## GIVEN EXERCISE
Your job is to restate each entry word for word.

Collected data
BEGIN

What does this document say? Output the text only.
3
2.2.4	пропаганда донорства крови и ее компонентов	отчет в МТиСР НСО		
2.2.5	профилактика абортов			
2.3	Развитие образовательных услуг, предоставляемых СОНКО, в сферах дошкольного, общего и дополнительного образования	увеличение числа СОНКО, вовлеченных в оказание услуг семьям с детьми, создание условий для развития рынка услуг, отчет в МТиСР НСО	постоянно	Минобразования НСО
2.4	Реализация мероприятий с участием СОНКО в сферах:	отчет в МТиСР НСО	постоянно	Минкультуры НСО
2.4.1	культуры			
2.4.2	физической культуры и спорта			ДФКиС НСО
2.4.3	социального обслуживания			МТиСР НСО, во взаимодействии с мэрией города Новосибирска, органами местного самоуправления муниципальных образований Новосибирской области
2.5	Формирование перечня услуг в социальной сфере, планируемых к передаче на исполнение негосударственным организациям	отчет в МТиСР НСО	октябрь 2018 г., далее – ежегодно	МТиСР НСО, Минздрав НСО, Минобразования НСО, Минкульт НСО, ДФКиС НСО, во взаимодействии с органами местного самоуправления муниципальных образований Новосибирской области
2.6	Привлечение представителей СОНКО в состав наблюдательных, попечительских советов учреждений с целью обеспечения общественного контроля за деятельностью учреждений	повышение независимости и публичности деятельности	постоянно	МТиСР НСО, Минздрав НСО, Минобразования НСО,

END

## THE ANSWER
What does this document say? Output the text only.
3
2.2.4	пропаганда донорства крови и ее компонентов	отчет в МТиСР НСО		
2.2.5	профилактика абортов			
2.3	Развитие образовательных услуг, предоставляемых СОНКО, в сферах дошкольного, общего и дополнительного образования	увеличение числа СОНКО, вовлеченных в оказание услуг семьям с детьми, создание условий для развития рынка услуг, отчет в МТиСР НСО	постоянно	Минобразования НСО
2.4	Реализация мероприятий с участием СОНКО в сферах:	отчет в МТиСР НСО	постоянно	Минкультуры НСО
2.4.1	культуры			
2.4.2	физической культуры и спорта			ДФКиС НСО
2.4.3	социального обслуживания			МТиСР НСО, во взаимодействии с мэрией города Новосибирска, органами местного самоуправления муниципальных образований Новосибирской области
2.5	Формирование перечня услуг в социальной сфере, планируемых к передаче на исполнение негосударственным организациям	отчет в МТиСР НСО	октябрь 2018 г., далее – ежегодно	МТиСР НСО, Минздрав НСО, Минобразования НСО, Минкульт НСО, ДФКиС НСО, во взаимодействии с органами местного самоуправления муниципальных образований Новосибирской области
2.6	Привлечение представителей СОНКО в состав наблюдательных, попечительских советов учреждений с целью обеспечения общественного контроля за деятельностью учреждений	повышение независимости и публичности деятельности	постоянно	МТиСР НСО, Минздрав НСО, Минобразования НСО,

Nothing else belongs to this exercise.